⟨
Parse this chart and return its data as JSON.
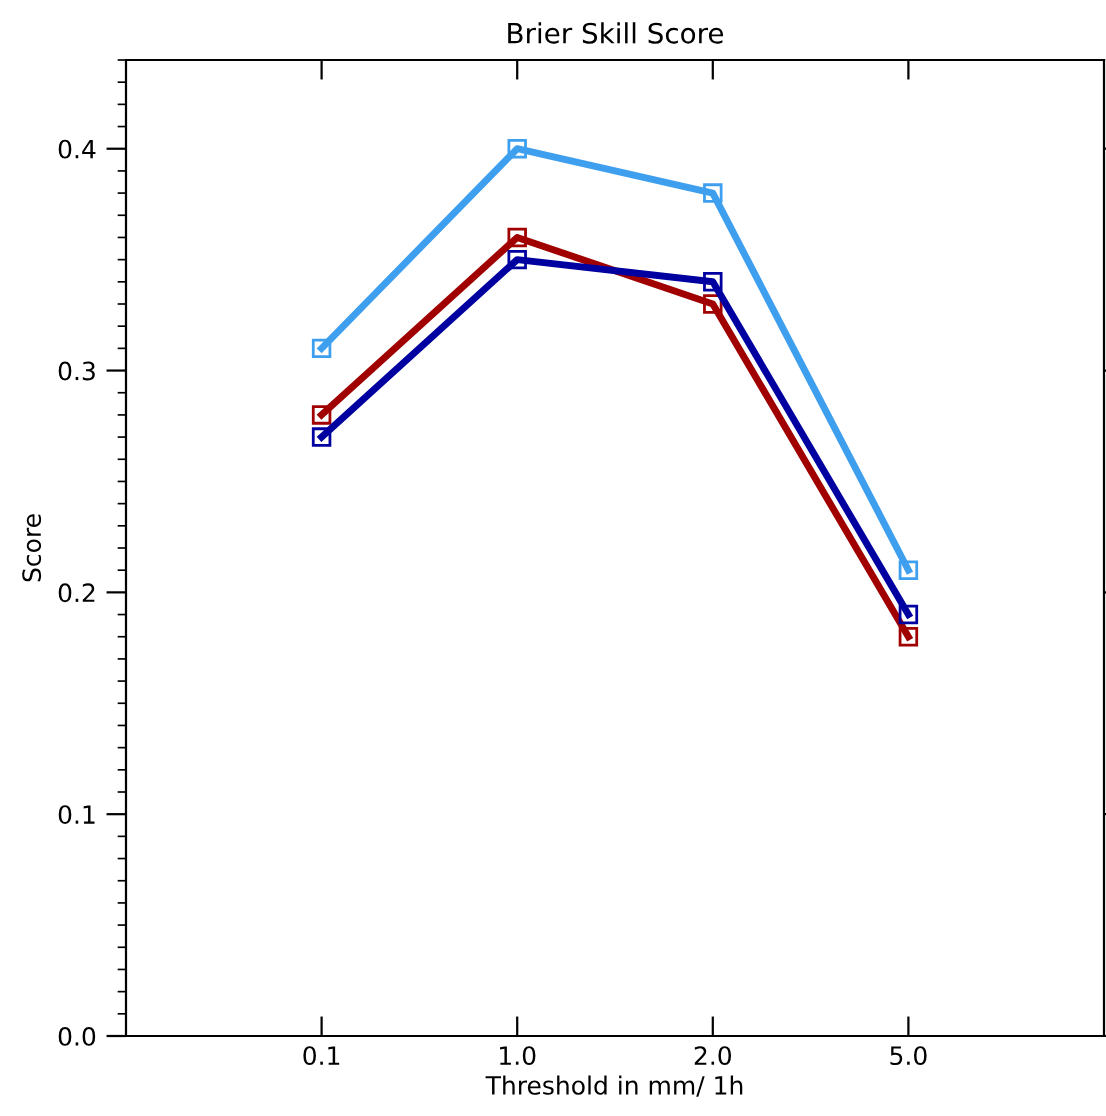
{
  "chart_data": {
    "type": "line",
    "title": "Brier Skill Score",
    "xlabel": "Threshold in mm/ 1h",
    "ylabel": "Score",
    "categories": [
      "0.1",
      "1.0",
      "2.0",
      "5.0"
    ],
    "series": [
      {
        "color": "#3f9fef",
        "values": [
          0.31,
          0.4,
          0.38,
          0.21
        ]
      },
      {
        "color": "#a00000",
        "values": [
          0.28,
          0.36,
          0.33,
          0.18
        ]
      },
      {
        "color": "#0000a0",
        "values": [
          0.27,
          0.35,
          0.34,
          0.19
        ]
      }
    ],
    "ylim": [
      0,
      0.44
    ],
    "yticks": [
      {
        "value": 0,
        "label": "0.0"
      },
      0.1,
      0.2,
      0.3,
      0.4
    ],
    "marker": "square",
    "line_style": "solid",
    "grid": false,
    "legend": false
  }
}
⟩
What is needed –
Give the count of lines in the data shown above that contain "Score", and nothing else.

Solution to the problem –
2